● **Task to carry out**
Transcribe each entry below exactly. Pictures do not go in the copy.
::::::
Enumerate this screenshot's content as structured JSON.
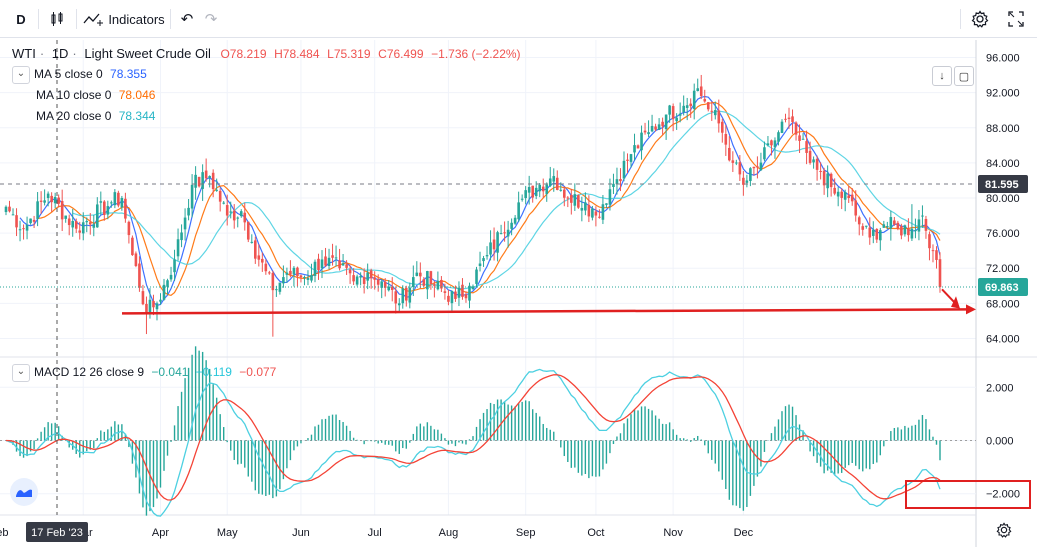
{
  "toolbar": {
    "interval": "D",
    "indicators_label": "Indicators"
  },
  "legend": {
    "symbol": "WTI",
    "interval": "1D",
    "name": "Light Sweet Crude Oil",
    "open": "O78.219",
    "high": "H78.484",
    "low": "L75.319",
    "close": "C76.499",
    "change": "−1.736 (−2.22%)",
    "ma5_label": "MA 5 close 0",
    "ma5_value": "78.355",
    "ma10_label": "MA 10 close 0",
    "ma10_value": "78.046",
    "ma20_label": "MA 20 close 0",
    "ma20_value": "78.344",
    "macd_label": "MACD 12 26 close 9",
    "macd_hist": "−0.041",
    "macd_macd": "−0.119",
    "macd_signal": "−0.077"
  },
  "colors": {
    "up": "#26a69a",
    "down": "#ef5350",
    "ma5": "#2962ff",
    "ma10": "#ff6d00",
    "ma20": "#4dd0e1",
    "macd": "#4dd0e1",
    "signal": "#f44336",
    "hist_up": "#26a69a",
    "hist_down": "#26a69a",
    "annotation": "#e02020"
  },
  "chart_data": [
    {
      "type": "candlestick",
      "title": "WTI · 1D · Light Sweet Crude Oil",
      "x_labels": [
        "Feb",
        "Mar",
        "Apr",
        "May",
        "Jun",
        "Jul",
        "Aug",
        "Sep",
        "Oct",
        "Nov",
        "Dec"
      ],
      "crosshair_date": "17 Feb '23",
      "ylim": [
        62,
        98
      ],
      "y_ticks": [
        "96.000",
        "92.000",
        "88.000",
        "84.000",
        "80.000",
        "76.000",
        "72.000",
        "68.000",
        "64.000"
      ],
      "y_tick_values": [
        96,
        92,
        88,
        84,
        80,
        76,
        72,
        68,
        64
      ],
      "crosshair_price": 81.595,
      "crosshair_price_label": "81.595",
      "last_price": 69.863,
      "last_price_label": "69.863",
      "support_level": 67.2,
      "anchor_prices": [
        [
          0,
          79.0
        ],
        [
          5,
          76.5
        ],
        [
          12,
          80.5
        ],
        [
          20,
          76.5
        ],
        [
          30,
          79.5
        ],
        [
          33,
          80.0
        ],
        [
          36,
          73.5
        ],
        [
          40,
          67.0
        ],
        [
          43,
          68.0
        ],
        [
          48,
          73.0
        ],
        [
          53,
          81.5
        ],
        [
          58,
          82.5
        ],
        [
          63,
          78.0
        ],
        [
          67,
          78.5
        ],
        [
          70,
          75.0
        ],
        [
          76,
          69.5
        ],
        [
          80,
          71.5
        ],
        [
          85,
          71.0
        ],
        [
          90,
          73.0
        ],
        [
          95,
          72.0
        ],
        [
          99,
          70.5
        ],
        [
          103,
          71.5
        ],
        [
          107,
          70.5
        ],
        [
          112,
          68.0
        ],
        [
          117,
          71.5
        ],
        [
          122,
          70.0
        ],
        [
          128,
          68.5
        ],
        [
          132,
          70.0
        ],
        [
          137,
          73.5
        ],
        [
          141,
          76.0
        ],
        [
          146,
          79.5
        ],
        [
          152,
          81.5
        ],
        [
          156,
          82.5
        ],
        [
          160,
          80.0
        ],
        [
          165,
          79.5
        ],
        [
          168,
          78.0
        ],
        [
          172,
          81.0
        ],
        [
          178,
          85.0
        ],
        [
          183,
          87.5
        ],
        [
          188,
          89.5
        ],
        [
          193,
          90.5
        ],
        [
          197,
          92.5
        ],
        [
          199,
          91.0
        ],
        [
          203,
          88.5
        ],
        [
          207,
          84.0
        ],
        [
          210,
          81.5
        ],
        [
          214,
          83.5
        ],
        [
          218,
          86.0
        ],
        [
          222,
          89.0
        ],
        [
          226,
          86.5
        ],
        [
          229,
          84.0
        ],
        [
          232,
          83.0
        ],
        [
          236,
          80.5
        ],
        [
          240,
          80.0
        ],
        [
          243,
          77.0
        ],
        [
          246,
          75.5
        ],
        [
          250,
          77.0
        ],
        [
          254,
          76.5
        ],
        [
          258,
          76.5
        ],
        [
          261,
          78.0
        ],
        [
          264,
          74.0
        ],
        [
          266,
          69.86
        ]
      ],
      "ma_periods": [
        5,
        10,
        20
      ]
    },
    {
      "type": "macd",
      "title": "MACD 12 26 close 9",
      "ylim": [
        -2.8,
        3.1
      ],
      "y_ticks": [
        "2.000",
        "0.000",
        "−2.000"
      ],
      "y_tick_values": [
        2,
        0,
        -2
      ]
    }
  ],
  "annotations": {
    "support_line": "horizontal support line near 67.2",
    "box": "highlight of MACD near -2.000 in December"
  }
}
::::::
● **Correct result**
Enumerate this screenshot's content as structured JSON.
{
  "toolbar": {
    "interval": "D",
    "indicators_label": "Indicators"
  },
  "legend": {
    "symbol": "WTI",
    "interval": "1D",
    "name": "Light Sweet Crude Oil",
    "open": "O78.219",
    "high": "H78.484",
    "low": "L75.319",
    "close": "C76.499",
    "change": "−1.736 (−2.22%)",
    "ma5_label": "MA 5 close 0",
    "ma5_value": "78.355",
    "ma10_label": "MA 10 close 0",
    "ma10_value": "78.046",
    "ma20_label": "MA 20 close 0",
    "ma20_value": "78.344",
    "macd_label": "MACD 12 26 close 9",
    "macd_hist": "−0.041",
    "macd_macd": "−0.119",
    "macd_signal": "−0.077"
  },
  "colors": {
    "up": "#26a69a",
    "down": "#ef5350",
    "ma5": "#2962ff",
    "ma10": "#ff6d00",
    "ma20": "#4dd0e1",
    "macd": "#4dd0e1",
    "signal": "#f44336",
    "hist_up": "#26a69a",
    "hist_down": "#26a69a",
    "annotation": "#e02020"
  },
  "chart_data": [
    {
      "type": "candlestick",
      "title": "WTI · 1D · Light Sweet Crude Oil",
      "x_labels": [
        "Feb",
        "Mar",
        "Apr",
        "May",
        "Jun",
        "Jul",
        "Aug",
        "Sep",
        "Oct",
        "Nov",
        "Dec"
      ],
      "crosshair_date": "17 Feb '23",
      "ylim": [
        62,
        98
      ],
      "y_ticks": [
        "96.000",
        "92.000",
        "88.000",
        "84.000",
        "80.000",
        "76.000",
        "72.000",
        "68.000",
        "64.000"
      ],
      "y_tick_values": [
        96,
        92,
        88,
        84,
        80,
        76,
        72,
        68,
        64
      ],
      "crosshair_price": 81.595,
      "crosshair_price_label": "81.595",
      "last_price": 69.863,
      "last_price_label": "69.863",
      "support_level": 67.2,
      "anchor_prices": [
        [
          0,
          79.0
        ],
        [
          5,
          76.5
        ],
        [
          12,
          80.5
        ],
        [
          20,
          76.5
        ],
        [
          30,
          79.5
        ],
        [
          33,
          80.0
        ],
        [
          36,
          73.5
        ],
        [
          40,
          67.0
        ],
        [
          43,
          68.0
        ],
        [
          48,
          73.0
        ],
        [
          53,
          81.5
        ],
        [
          58,
          82.5
        ],
        [
          63,
          78.0
        ],
        [
          67,
          78.5
        ],
        [
          70,
          75.0
        ],
        [
          76,
          69.5
        ],
        [
          80,
          71.5
        ],
        [
          85,
          71.0
        ],
        [
          90,
          73.0
        ],
        [
          95,
          72.0
        ],
        [
          99,
          70.5
        ],
        [
          103,
          71.5
        ],
        [
          107,
          70.5
        ],
        [
          112,
          68.0
        ],
        [
          117,
          71.5
        ],
        [
          122,
          70.0
        ],
        [
          128,
          68.5
        ],
        [
          132,
          70.0
        ],
        [
          137,
          73.5
        ],
        [
          141,
          76.0
        ],
        [
          146,
          79.5
        ],
        [
          152,
          81.5
        ],
        [
          156,
          82.5
        ],
        [
          160,
          80.0
        ],
        [
          165,
          79.5
        ],
        [
          168,
          78.0
        ],
        [
          172,
          81.0
        ],
        [
          178,
          85.0
        ],
        [
          183,
          87.5
        ],
        [
          188,
          89.5
        ],
        [
          193,
          90.5
        ],
        [
          197,
          92.5
        ],
        [
          199,
          91.0
        ],
        [
          203,
          88.5
        ],
        [
          207,
          84.0
        ],
        [
          210,
          81.5
        ],
        [
          214,
          83.5
        ],
        [
          218,
          86.0
        ],
        [
          222,
          89.0
        ],
        [
          226,
          86.5
        ],
        [
          229,
          84.0
        ],
        [
          232,
          83.0
        ],
        [
          236,
          80.5
        ],
        [
          240,
          80.0
        ],
        [
          243,
          77.0
        ],
        [
          246,
          75.5
        ],
        [
          250,
          77.0
        ],
        [
          254,
          76.5
        ],
        [
          258,
          76.5
        ],
        [
          261,
          78.0
        ],
        [
          264,
          74.0
        ],
        [
          266,
          69.86
        ]
      ],
      "ma_periods": [
        5,
        10,
        20
      ]
    },
    {
      "type": "macd",
      "title": "MACD 12 26 close 9",
      "ylim": [
        -2.8,
        3.1
      ],
      "y_ticks": [
        "2.000",
        "0.000",
        "−2.000"
      ],
      "y_tick_values": [
        2,
        0,
        -2
      ]
    }
  ],
  "annotations": {
    "support_line": "horizontal support line near 67.2",
    "box": "highlight of MACD near -2.000 in December"
  }
}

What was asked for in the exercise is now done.